Entries with figure data:

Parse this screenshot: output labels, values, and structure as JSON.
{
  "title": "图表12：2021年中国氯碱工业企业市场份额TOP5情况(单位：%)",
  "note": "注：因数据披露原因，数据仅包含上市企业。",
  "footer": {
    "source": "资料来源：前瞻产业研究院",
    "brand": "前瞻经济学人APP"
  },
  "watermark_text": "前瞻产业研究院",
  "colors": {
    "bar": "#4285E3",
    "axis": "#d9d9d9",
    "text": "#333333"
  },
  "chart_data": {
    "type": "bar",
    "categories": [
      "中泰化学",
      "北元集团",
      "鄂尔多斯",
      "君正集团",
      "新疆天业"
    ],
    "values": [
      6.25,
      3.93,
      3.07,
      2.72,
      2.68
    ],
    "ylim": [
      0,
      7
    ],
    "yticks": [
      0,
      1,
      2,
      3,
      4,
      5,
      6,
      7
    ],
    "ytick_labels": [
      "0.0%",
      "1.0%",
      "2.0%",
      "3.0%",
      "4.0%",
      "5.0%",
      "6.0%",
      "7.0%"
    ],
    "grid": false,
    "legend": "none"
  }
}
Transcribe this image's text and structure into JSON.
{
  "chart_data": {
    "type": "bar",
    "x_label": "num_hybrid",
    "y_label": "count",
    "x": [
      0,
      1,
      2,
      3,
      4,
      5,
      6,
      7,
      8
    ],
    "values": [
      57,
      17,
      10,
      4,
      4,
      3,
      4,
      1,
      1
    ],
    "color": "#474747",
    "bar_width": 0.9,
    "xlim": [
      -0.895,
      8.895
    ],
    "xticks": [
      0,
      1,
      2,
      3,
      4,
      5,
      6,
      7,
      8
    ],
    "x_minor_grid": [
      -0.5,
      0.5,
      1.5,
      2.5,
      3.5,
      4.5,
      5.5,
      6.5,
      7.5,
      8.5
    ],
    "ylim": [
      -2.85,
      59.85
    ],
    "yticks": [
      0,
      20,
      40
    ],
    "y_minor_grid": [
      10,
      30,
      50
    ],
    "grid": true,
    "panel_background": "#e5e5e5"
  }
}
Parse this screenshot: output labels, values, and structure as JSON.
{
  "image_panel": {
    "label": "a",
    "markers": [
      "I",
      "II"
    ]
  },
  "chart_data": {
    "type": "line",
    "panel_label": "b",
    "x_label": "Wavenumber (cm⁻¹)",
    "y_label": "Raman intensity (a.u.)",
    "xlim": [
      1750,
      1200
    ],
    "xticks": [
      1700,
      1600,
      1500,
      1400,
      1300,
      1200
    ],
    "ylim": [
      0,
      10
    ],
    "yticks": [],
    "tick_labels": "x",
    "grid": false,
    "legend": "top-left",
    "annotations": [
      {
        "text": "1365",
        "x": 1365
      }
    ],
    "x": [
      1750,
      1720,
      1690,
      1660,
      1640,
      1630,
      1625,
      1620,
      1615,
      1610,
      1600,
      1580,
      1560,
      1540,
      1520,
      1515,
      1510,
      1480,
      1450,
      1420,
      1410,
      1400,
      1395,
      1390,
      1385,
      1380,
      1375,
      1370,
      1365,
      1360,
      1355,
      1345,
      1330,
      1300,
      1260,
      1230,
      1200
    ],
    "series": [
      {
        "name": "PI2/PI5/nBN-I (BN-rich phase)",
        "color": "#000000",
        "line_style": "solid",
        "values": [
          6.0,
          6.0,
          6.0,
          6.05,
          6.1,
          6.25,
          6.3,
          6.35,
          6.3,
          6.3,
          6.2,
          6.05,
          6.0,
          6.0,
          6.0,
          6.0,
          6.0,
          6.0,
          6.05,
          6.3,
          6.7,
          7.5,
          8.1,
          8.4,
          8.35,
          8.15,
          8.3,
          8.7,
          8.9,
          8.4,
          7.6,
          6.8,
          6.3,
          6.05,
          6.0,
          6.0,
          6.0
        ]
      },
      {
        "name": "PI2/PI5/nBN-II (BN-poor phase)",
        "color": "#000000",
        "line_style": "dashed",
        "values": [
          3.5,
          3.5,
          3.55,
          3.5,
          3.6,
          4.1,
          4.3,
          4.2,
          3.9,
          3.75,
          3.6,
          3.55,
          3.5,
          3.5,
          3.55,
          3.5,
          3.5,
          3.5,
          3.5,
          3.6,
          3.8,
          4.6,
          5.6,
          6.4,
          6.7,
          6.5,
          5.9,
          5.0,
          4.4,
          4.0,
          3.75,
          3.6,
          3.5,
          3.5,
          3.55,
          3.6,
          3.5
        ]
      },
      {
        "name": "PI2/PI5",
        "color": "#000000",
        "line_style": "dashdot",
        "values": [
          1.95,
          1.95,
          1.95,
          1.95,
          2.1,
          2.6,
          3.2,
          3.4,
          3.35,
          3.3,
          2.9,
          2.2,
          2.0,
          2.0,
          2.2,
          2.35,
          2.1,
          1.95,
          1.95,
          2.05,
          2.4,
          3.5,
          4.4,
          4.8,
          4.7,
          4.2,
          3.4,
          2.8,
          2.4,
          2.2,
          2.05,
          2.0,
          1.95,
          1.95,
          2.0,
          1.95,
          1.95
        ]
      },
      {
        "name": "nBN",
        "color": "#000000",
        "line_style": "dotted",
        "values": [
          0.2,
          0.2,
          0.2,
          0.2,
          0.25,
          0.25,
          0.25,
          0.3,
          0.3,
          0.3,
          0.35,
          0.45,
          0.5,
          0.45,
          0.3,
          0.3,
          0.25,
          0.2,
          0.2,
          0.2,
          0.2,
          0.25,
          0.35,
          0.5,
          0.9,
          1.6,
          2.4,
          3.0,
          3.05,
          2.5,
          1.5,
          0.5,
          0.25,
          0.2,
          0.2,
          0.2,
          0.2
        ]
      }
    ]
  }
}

**Your objective**
Reproduce each entry from the records above, character for character.

**Answer to the exercise**
Parse this screenshot: output labels, values, and structure as JSON.
{
  "title": "图表12：2021年中国氯碱工业企业市场份额TOP5情况(单位：%)",
  "note": "注：因数据披露原因，数据仅包含上市企业。",
  "footer": {
    "source": "资料来源：前瞻产业研究院",
    "brand": "前瞻经济学人APP"
  },
  "watermark_text": "前瞻产业研究院",
  "colors": {
    "bar": "#4285E3",
    "axis": "#d9d9d9",
    "text": "#333333"
  },
  "chart_data": {
    "type": "bar",
    "categories": [
      "中泰化学",
      "北元集团",
      "鄂尔多斯",
      "君正集团",
      "新疆天业"
    ],
    "values": [
      6.25,
      3.93,
      3.07,
      2.72,
      2.68
    ],
    "ylim": [
      0,
      7
    ],
    "yticks": [
      0,
      1,
      2,
      3,
      4,
      5,
      6,
      7
    ],
    "ytick_labels": [
      "0.0%",
      "1.0%",
      "2.0%",
      "3.0%",
      "4.0%",
      "5.0%",
      "6.0%",
      "7.0%"
    ],
    "grid": false,
    "legend": "none"
  }
}
Transcribe this image's text and structure into JSON.
{
  "chart_data": {
    "type": "bar",
    "x_label": "num_hybrid",
    "y_label": "count",
    "x": [
      0,
      1,
      2,
      3,
      4,
      5,
      6,
      7,
      8
    ],
    "values": [
      57,
      17,
      10,
      4,
      4,
      3,
      4,
      1,
      1
    ],
    "color": "#474747",
    "bar_width": 0.9,
    "xlim": [
      -0.895,
      8.895
    ],
    "xticks": [
      0,
      1,
      2,
      3,
      4,
      5,
      6,
      7,
      8
    ],
    "x_minor_grid": [
      -0.5,
      0.5,
      1.5,
      2.5,
      3.5,
      4.5,
      5.5,
      6.5,
      7.5,
      8.5
    ],
    "ylim": [
      -2.85,
      59.85
    ],
    "yticks": [
      0,
      20,
      40
    ],
    "y_minor_grid": [
      10,
      30,
      50
    ],
    "grid": true,
    "panel_background": "#e5e5e5"
  }
}
Parse this screenshot: output labels, values, and structure as JSON.
{
  "image_panel": {
    "label": "a",
    "markers": [
      "I",
      "II"
    ]
  },
  "chart_data": {
    "type": "line",
    "panel_label": "b",
    "x_label": "Wavenumber (cm⁻¹)",
    "y_label": "Raman intensity (a.u.)",
    "xlim": [
      1750,
      1200
    ],
    "xticks": [
      1700,
      1600,
      1500,
      1400,
      1300,
      1200
    ],
    "ylim": [
      0,
      10
    ],
    "yticks": [],
    "tick_labels": "x",
    "grid": false,
    "legend": "top-left",
    "annotations": [
      {
        "text": "1365",
        "x": 1365
      }
    ],
    "x": [
      1750,
      1720,
      1690,
      1660,
      1640,
      1630,
      1625,
      1620,
      1615,
      1610,
      1600,
      1580,
      1560,
      1540,
      1520,
      1515,
      1510,
      1480,
      1450,
      1420,
      1410,
      1400,
      1395,
      1390,
      1385,
      1380,
      1375,
      1370,
      1365,
      1360,
      1355,
      1345,
      1330,
      1300,
      1260,
      1230,
      1200
    ],
    "series": [
      {
        "name": "PI2/PI5/nBN-I (BN-rich phase)",
        "color": "#000000",
        "line_style": "solid",
        "values": [
          6.0,
          6.0,
          6.0,
          6.05,
          6.1,
          6.25,
          6.3,
          6.35,
          6.3,
          6.3,
          6.2,
          6.05,
          6.0,
          6.0,
          6.0,
          6.0,
          6.0,
          6.0,
          6.05,
          6.3,
          6.7,
          7.5,
          8.1,
          8.4,
          8.35,
          8.15,
          8.3,
          8.7,
          8.9,
          8.4,
          7.6,
          6.8,
          6.3,
          6.05,
          6.0,
          6.0,
          6.0
        ]
      },
      {
        "name": "PI2/PI5/nBN-II (BN-poor phase)",
        "color": "#000000",
        "line_style": "dashed",
        "values": [
          3.5,
          3.5,
          3.55,
          3.5,
          3.6,
          4.1,
          4.3,
          4.2,
          3.9,
          3.75,
          3.6,
          3.55,
          3.5,
          3.5,
          3.55,
          3.5,
          3.5,
          3.5,
          3.5,
          3.6,
          3.8,
          4.6,
          5.6,
          6.4,
          6.7,
          6.5,
          5.9,
          5.0,
          4.4,
          4.0,
          3.75,
          3.6,
          3.5,
          3.5,
          3.55,
          3.6,
          3.5
        ]
      },
      {
        "name": "PI2/PI5",
        "color": "#000000",
        "line_style": "dashdot",
        "values": [
          1.95,
          1.95,
          1.95,
          1.95,
          2.1,
          2.6,
          3.2,
          3.4,
          3.35,
          3.3,
          2.9,
          2.2,
          2.0,
          2.0,
          2.2,
          2.35,
          2.1,
          1.95,
          1.95,
          2.05,
          2.4,
          3.5,
          4.4,
          4.8,
          4.7,
          4.2,
          3.4,
          2.8,
          2.4,
          2.2,
          2.05,
          2.0,
          1.95,
          1.95,
          2.0,
          1.95,
          1.95
        ]
      },
      {
        "name": "nBN",
        "color": "#000000",
        "line_style": "dotted",
        "values": [
          0.2,
          0.2,
          0.2,
          0.2,
          0.25,
          0.25,
          0.25,
          0.3,
          0.3,
          0.3,
          0.35,
          0.45,
          0.5,
          0.45,
          0.3,
          0.3,
          0.25,
          0.2,
          0.2,
          0.2,
          0.2,
          0.25,
          0.35,
          0.5,
          0.9,
          1.6,
          2.4,
          3.0,
          3.05,
          2.5,
          1.5,
          0.5,
          0.25,
          0.2,
          0.2,
          0.2,
          0.2
        ]
      }
    ]
  }
}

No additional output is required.